#### GIVEN ENTRIES
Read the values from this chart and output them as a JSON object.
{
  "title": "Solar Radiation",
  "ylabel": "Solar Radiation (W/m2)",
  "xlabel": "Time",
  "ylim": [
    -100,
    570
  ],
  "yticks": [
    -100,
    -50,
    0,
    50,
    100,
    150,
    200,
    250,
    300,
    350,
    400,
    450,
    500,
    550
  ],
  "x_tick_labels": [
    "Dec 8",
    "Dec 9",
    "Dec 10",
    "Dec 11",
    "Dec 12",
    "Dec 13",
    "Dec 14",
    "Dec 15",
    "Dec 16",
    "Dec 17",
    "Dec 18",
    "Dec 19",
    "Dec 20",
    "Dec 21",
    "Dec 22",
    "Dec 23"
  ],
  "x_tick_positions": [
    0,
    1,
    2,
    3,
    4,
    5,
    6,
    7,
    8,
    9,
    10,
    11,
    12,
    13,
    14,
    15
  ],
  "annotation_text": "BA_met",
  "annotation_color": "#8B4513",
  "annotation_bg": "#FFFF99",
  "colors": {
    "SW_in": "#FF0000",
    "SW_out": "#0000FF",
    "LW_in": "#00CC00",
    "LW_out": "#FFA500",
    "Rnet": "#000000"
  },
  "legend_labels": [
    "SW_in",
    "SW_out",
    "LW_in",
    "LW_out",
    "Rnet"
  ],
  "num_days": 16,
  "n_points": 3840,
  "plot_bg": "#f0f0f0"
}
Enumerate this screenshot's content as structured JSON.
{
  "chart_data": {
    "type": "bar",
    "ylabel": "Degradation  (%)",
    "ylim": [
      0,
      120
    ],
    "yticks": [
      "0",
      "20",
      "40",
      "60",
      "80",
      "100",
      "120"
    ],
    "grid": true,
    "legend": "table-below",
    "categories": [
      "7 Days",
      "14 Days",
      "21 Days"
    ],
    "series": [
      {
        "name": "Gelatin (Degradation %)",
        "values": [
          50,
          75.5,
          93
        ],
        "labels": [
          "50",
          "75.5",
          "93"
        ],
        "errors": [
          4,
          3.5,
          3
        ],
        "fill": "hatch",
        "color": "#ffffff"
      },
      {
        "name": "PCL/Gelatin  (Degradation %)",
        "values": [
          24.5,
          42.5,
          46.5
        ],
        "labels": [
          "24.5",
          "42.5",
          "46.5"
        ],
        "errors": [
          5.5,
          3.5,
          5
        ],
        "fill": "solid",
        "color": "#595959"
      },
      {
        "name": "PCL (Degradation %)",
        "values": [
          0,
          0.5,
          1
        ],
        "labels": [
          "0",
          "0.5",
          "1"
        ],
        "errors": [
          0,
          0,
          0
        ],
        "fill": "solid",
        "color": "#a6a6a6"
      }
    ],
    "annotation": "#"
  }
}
########
== EXERCISE TASK ==
Quote the data above in full, changing nothing.

== FULL RESPONSE ==
Read the values from this chart and output them as a JSON object.
{
  "title": "Solar Radiation",
  "ylabel": "Solar Radiation (W/m2)",
  "xlabel": "Time",
  "ylim": [
    -100,
    570
  ],
  "yticks": [
    -100,
    -50,
    0,
    50,
    100,
    150,
    200,
    250,
    300,
    350,
    400,
    450,
    500,
    550
  ],
  "x_tick_labels": [
    "Dec 8",
    "Dec 9",
    "Dec 10",
    "Dec 11",
    "Dec 12",
    "Dec 13",
    "Dec 14",
    "Dec 15",
    "Dec 16",
    "Dec 17",
    "Dec 18",
    "Dec 19",
    "Dec 20",
    "Dec 21",
    "Dec 22",
    "Dec 23"
  ],
  "x_tick_positions": [
    0,
    1,
    2,
    3,
    4,
    5,
    6,
    7,
    8,
    9,
    10,
    11,
    12,
    13,
    14,
    15
  ],
  "annotation_text": "BA_met",
  "annotation_color": "#8B4513",
  "annotation_bg": "#FFFF99",
  "colors": {
    "SW_in": "#FF0000",
    "SW_out": "#0000FF",
    "LW_in": "#00CC00",
    "LW_out": "#FFA500",
    "Rnet": "#000000"
  },
  "legend_labels": [
    "SW_in",
    "SW_out",
    "LW_in",
    "LW_out",
    "Rnet"
  ],
  "num_days": 16,
  "n_points": 3840,
  "plot_bg": "#f0f0f0"
}
Enumerate this screenshot's content as structured JSON.
{
  "chart_data": {
    "type": "bar",
    "ylabel": "Degradation  (%)",
    "ylim": [
      0,
      120
    ],
    "yticks": [
      "0",
      "20",
      "40",
      "60",
      "80",
      "100",
      "120"
    ],
    "grid": true,
    "legend": "table-below",
    "categories": [
      "7 Days",
      "14 Days",
      "21 Days"
    ],
    "series": [
      {
        "name": "Gelatin (Degradation %)",
        "values": [
          50,
          75.5,
          93
        ],
        "labels": [
          "50",
          "75.5",
          "93"
        ],
        "errors": [
          4,
          3.5,
          3
        ],
        "fill": "hatch",
        "color": "#ffffff"
      },
      {
        "name": "PCL/Gelatin  (Degradation %)",
        "values": [
          24.5,
          42.5,
          46.5
        ],
        "labels": [
          "24.5",
          "42.5",
          "46.5"
        ],
        "errors": [
          5.5,
          3.5,
          5
        ],
        "fill": "solid",
        "color": "#595959"
      },
      {
        "name": "PCL (Degradation %)",
        "values": [
          0,
          0.5,
          1
        ],
        "labels": [
          "0",
          "0.5",
          "1"
        ],
        "errors": [
          0,
          0,
          0
        ],
        "fill": "solid",
        "color": "#a6a6a6"
      }
    ],
    "annotation": "#"
  }
}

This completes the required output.